**Prompt:** Output all of the material once more, so that every line matches the original exactly.

· · · · · · ·

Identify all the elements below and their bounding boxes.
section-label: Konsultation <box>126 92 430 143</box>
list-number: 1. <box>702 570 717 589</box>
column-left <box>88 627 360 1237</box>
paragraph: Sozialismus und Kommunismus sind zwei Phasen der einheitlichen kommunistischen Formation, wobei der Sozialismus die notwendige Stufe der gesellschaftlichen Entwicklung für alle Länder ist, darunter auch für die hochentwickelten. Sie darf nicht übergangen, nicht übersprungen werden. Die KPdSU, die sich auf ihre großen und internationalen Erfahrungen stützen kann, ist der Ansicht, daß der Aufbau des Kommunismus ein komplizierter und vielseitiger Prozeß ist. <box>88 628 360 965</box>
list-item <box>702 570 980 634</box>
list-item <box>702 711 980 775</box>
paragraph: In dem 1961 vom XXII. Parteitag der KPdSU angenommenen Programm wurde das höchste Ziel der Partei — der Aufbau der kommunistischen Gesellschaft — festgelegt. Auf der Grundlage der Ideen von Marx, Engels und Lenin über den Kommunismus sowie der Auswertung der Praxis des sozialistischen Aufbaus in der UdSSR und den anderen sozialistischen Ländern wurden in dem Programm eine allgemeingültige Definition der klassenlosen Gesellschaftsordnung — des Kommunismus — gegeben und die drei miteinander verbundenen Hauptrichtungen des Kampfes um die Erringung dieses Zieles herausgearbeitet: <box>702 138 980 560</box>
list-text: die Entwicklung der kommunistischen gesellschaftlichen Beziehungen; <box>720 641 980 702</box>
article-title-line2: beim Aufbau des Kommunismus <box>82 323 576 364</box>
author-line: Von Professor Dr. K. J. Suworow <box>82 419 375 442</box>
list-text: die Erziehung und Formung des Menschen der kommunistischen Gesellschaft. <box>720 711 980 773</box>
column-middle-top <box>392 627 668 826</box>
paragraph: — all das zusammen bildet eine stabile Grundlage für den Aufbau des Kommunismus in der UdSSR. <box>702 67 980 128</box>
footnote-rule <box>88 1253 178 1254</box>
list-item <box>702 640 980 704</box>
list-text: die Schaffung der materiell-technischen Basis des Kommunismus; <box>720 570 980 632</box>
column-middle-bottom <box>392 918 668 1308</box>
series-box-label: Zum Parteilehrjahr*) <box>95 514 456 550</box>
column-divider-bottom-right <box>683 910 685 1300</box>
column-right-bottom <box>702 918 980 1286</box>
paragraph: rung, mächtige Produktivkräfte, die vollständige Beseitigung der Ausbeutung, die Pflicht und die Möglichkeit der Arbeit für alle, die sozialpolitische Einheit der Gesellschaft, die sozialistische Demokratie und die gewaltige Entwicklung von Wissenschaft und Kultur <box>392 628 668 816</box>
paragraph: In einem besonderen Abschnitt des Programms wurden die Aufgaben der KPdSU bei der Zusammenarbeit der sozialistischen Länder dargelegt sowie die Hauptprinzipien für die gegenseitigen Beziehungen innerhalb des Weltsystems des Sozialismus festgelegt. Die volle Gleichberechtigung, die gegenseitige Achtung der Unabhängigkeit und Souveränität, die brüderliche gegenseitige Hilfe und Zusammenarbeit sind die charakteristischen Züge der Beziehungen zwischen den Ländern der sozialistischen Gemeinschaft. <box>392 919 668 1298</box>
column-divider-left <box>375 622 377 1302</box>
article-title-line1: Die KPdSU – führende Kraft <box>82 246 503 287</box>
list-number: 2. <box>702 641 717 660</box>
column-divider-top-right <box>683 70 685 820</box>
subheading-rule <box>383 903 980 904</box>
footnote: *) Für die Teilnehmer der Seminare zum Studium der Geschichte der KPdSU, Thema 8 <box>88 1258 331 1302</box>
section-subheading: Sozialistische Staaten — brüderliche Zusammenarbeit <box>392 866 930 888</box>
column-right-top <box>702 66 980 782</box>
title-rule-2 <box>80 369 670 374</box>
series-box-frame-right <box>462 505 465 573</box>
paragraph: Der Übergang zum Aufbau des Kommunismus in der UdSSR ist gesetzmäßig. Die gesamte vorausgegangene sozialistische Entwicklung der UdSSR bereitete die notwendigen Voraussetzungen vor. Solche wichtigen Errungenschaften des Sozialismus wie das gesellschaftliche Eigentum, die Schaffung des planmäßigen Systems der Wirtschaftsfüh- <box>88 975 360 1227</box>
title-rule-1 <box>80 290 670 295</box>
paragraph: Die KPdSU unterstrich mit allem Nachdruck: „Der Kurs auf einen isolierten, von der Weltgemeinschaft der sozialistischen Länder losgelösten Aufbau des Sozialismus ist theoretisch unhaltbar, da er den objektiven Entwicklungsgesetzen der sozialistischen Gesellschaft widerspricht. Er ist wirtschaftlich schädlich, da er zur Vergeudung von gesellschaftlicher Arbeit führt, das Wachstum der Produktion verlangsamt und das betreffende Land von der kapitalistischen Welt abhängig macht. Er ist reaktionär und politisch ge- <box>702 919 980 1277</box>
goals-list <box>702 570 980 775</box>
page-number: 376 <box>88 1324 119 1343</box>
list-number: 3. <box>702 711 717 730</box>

· · · · · · ·

**Completed exercise:**
Identify all the elements below and their bounding boxes.
section-label: Konsultation <box>126 92 430 143</box>
list-number: 1. <box>702 570 717 589</box>
column-left <box>88 627 360 1237</box>
paragraph: Sozialismus und Kommunismus sind zwei Phasen der einheitlichen kommunistischen Formation, wobei der Sozialismus die notwendige Stufe der gesellschaftlichen Entwicklung für alle Länder ist, darunter auch für die hochentwickelten. Sie darf nicht übergangen, nicht übersprungen werden. Die KPdSU, die sich auf ihre großen und internationalen Erfahrungen stützen kann, ist der Ansicht, daß der Aufbau des Kommunismus ein komplizierter und vielseitiger Prozeß ist. <box>88 628 360 965</box>
list-item <box>702 570 980 634</box>
list-item <box>702 711 980 775</box>
paragraph: In dem 1961 vom XXII. Parteitag der KPdSU angenommenen Programm wurde das höchste Ziel der Partei — der Aufbau der kommunistischen Gesellschaft — festgelegt. Auf der Grundlage der Ideen von Marx, Engels und Lenin über den Kommunismus sowie der Auswertung der Praxis des sozialistischen Aufbaus in der UdSSR und den anderen sozialistischen Ländern wurden in dem Programm eine allgemeingültige Definition der klassenlosen Gesellschaftsordnung — des Kommunismus — gegeben und die drei miteinander verbundenen Hauptrichtungen des Kampfes um die Erringung dieses Zieles herausgearbeitet: <box>702 138 980 560</box>
list-text: die Entwicklung der kommunistischen gesellschaftlichen Beziehungen; <box>720 641 980 702</box>
article-title-line2: beim Aufbau des Kommunismus <box>82 323 576 364</box>
author-line: Von Professor Dr. K. J. Suworow <box>82 419 375 442</box>
list-text: die Erziehung und Formung des Menschen der kommunistischen Gesellschaft. <box>720 711 980 773</box>
column-middle-top <box>392 627 668 826</box>
paragraph: — all das zusammen bildet eine stabile Grundlage für den Aufbau des Kommunismus in der UdSSR. <box>702 67 980 128</box>
footnote-rule <box>88 1253 178 1254</box>
list-item <box>702 640 980 704</box>
list-text: die Schaffung der materiell-technischen Basis des Kommunismus; <box>720 570 980 632</box>
column-middle-bottom <box>392 918 668 1308</box>
series-box-label: Zum Parteilehrjahr*) <box>95 514 456 550</box>
column-divider-bottom-right <box>683 910 685 1300</box>
column-right-bottom <box>702 918 980 1286</box>
paragraph: rung, mächtige Produktivkräfte, die vollständige Beseitigung der Ausbeutung, die Pflicht und die Möglichkeit der Arbeit für alle, die sozialpolitische Einheit der Gesellschaft, die sozialistische Demokratie und die gewaltige Entwicklung von Wissenschaft und Kultur <box>392 628 668 816</box>
paragraph: In einem besonderen Abschnitt des Programms wurden die Aufgaben der KPdSU bei der Zusammenarbeit der sozialistischen Länder dargelegt sowie die Hauptprinzipien für die gegenseitigen Beziehungen innerhalb des Weltsystems des Sozialismus festgelegt. Die volle Gleichberechtigung, die gegenseitige Achtung der Unabhängigkeit und Souveränität, die brüderliche gegenseitige Hilfe und Zusammenarbeit sind die charakteristischen Züge der Beziehungen zwischen den Ländern der sozialistischen Gemeinschaft. <box>392 919 668 1298</box>
column-divider-left <box>375 622 377 1302</box>
article-title-line1: Die KPdSU – führende Kraft <box>82 246 503 287</box>
list-number: 2. <box>702 641 717 660</box>
column-divider-top-right <box>683 70 685 820</box>
subheading-rule <box>383 903 980 904</box>
footnote: *) Für die Teilnehmer der Seminare zum Studium der Geschichte der KPdSU, Thema 8 <box>88 1258 331 1302</box>
section-subheading: Sozialistische Staaten — brüderliche Zusammenarbeit <box>392 866 930 888</box>
column-right-top <box>702 66 980 782</box>
title-rule-2 <box>80 369 670 374</box>
series-box-frame-right <box>462 505 465 573</box>
paragraph: Der Übergang zum Aufbau des Kommunismus in der UdSSR ist gesetzmäßig. Die gesamte vorausgegangene sozialistische Entwicklung der UdSSR bereitete die notwendigen Voraussetzungen vor. Solche wichtigen Errungenschaften des Sozialismus wie das gesellschaftliche Eigentum, die Schaffung des planmäßigen Systems der Wirtschaftsfüh- <box>88 975 360 1227</box>
title-rule-1 <box>80 290 670 295</box>
paragraph: Die KPdSU unterstrich mit allem Nachdruck: „Der Kurs auf einen isolierten, von der Weltgemeinschaft der sozialistischen Länder losgelösten Aufbau des Sozialismus ist theoretisch unhaltbar, da er den objektiven Entwicklungsgesetzen der sozialistischen Gesellschaft widerspricht. Er ist wirtschaftlich schädlich, da er zur Vergeudung von gesellschaftlicher Arbeit führt, das Wachstum der Produktion verlangsamt und das betreffende Land von der kapitalistischen Welt abhängig macht. Er ist reaktionär und politisch ge- <box>702 919 980 1277</box>
goals-list <box>702 570 980 775</box>
page-number: 376 <box>88 1324 119 1343</box>
list-number: 3. <box>702 711 717 730</box>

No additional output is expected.